_Extracted records:_
══════════════════════════════
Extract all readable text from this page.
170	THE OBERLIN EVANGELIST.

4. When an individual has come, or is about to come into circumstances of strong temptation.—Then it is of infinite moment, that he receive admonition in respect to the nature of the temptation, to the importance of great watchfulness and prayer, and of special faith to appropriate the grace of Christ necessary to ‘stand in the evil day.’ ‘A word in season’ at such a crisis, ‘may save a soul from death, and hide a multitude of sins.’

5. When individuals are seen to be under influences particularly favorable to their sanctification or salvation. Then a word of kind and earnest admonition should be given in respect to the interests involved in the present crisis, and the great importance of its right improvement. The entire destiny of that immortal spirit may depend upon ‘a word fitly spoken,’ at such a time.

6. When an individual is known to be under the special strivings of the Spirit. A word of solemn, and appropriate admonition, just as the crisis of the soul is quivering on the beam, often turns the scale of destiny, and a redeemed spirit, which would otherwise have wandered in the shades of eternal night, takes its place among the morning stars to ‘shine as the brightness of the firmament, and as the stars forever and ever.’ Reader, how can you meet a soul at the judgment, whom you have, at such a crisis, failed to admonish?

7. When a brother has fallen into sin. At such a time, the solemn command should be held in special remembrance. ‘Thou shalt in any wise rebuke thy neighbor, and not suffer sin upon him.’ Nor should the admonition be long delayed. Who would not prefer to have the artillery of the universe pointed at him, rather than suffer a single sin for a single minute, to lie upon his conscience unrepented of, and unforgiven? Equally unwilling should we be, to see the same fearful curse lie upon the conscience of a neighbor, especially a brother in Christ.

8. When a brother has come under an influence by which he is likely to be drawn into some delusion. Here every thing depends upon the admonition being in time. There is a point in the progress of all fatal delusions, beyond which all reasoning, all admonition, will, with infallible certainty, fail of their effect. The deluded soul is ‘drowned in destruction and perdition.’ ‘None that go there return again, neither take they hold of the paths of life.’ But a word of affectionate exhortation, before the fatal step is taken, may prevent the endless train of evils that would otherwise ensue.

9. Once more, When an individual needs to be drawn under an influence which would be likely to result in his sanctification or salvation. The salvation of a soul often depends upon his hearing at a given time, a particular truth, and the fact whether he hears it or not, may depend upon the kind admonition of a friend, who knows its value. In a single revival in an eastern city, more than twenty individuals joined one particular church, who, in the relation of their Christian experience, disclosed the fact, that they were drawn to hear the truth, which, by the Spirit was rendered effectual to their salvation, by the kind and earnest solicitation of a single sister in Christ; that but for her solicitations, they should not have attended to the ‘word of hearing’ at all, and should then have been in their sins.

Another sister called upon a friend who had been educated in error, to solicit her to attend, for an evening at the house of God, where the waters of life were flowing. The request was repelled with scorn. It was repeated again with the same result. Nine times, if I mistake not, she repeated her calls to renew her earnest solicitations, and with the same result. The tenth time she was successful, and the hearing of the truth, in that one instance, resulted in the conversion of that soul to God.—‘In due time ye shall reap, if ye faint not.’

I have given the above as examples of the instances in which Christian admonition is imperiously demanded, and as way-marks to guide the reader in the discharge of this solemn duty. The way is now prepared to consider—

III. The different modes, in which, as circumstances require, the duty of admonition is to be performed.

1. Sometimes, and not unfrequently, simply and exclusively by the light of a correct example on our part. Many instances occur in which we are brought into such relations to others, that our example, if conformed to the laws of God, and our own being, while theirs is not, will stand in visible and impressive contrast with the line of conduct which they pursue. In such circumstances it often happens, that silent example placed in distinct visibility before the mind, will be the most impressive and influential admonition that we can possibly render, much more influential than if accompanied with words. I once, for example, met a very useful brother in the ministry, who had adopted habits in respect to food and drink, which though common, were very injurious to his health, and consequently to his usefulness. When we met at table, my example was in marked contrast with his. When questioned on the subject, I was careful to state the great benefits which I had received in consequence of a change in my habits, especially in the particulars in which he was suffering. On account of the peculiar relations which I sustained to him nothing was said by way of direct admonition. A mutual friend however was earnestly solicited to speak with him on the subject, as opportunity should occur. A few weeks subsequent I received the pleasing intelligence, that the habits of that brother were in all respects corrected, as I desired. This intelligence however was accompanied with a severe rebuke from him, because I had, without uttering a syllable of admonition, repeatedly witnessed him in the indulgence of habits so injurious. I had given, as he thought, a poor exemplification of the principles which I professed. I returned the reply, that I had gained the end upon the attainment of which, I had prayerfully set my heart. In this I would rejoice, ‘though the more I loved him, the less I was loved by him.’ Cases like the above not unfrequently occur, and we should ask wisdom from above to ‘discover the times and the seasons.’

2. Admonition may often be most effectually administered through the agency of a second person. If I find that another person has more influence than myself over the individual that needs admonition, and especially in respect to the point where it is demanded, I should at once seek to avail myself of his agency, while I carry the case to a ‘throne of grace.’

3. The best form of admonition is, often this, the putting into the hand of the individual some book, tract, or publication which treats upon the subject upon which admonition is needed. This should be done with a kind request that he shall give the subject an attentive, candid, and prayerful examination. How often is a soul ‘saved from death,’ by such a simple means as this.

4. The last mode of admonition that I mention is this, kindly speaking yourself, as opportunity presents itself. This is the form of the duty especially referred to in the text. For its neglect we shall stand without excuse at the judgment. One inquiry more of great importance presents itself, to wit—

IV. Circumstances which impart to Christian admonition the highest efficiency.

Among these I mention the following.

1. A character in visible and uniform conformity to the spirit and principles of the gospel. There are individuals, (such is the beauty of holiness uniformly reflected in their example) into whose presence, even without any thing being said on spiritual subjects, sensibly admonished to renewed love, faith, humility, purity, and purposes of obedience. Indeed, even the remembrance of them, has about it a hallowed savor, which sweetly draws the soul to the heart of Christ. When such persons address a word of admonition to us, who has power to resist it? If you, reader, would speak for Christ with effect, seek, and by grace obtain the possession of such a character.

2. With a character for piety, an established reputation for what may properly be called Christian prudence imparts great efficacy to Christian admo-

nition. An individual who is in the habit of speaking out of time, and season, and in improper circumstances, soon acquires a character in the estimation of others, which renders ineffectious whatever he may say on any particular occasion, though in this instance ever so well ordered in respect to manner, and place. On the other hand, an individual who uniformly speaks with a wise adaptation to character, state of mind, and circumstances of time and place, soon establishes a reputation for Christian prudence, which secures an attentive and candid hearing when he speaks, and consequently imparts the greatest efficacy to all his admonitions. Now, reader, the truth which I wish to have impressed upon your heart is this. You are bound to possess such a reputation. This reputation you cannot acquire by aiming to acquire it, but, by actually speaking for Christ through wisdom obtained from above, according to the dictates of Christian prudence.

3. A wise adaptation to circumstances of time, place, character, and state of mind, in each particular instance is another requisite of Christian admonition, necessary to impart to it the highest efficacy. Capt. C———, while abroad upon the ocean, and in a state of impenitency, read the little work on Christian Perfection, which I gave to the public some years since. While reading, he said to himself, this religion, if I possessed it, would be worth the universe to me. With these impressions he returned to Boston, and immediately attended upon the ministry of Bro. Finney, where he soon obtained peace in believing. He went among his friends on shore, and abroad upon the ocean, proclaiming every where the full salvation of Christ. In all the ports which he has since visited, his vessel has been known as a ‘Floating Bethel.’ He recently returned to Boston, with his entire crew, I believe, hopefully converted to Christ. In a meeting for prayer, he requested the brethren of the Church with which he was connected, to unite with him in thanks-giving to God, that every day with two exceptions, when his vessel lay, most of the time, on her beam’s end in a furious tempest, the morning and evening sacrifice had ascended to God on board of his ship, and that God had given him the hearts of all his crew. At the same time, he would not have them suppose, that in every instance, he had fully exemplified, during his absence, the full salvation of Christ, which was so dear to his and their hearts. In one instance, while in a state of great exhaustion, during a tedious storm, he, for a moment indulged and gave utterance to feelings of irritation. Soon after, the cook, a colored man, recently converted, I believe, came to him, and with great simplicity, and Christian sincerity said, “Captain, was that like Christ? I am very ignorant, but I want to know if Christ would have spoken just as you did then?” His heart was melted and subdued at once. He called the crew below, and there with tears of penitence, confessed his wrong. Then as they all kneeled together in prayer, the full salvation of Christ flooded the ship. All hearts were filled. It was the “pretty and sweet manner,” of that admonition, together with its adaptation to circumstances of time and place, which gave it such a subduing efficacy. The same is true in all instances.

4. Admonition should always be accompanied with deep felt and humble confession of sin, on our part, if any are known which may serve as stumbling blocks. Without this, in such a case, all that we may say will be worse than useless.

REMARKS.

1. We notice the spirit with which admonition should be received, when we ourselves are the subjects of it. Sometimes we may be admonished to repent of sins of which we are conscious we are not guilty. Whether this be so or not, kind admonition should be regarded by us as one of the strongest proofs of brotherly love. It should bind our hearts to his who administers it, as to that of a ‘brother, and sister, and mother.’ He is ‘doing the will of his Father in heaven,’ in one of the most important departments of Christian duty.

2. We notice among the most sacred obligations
══════════════════════════════
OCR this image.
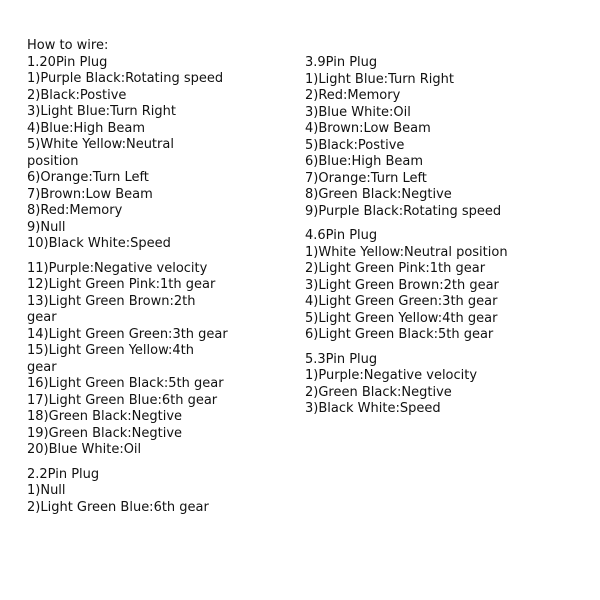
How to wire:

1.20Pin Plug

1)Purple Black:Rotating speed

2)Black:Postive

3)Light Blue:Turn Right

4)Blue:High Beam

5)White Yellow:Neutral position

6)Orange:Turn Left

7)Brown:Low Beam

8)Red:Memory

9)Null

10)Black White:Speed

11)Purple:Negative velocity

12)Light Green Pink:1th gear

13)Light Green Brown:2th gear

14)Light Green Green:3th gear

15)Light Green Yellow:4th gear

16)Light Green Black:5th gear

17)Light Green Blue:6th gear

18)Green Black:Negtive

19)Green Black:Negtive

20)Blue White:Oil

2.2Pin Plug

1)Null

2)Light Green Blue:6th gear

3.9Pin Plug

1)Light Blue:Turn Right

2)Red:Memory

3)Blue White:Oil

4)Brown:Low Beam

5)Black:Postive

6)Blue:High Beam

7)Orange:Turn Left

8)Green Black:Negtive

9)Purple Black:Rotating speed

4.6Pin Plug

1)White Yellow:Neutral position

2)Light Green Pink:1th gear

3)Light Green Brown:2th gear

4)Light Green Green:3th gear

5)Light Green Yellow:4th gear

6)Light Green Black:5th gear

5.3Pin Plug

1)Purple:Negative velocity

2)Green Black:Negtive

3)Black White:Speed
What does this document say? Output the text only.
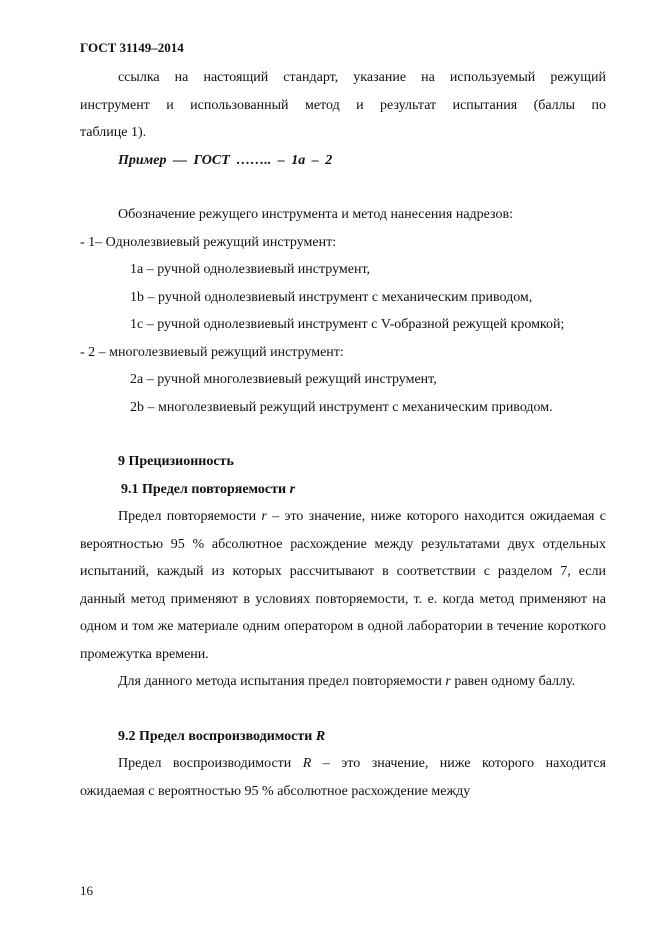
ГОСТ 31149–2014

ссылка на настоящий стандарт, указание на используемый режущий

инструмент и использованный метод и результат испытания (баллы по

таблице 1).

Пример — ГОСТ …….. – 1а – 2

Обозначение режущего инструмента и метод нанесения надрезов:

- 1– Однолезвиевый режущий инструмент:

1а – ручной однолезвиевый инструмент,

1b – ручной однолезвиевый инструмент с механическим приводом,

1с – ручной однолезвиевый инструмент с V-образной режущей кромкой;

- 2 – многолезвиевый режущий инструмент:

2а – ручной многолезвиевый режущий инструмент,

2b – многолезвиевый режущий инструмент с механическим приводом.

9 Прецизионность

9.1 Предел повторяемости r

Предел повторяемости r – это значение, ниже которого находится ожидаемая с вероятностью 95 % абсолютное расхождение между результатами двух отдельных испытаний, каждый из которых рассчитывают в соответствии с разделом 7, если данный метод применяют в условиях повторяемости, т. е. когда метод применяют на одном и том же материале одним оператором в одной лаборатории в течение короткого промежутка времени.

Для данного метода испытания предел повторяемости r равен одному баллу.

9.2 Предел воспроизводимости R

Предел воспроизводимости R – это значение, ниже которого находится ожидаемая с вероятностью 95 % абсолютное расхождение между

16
══════════════════════════════
_What to do:_ Wherever a line in the data above holds "приводом", copy that line.

_The solution:_
1b – ручной однолезвиевый инструмент с механическим приводом,
2b – многолезвиевый режущий инструмент с механическим приводом.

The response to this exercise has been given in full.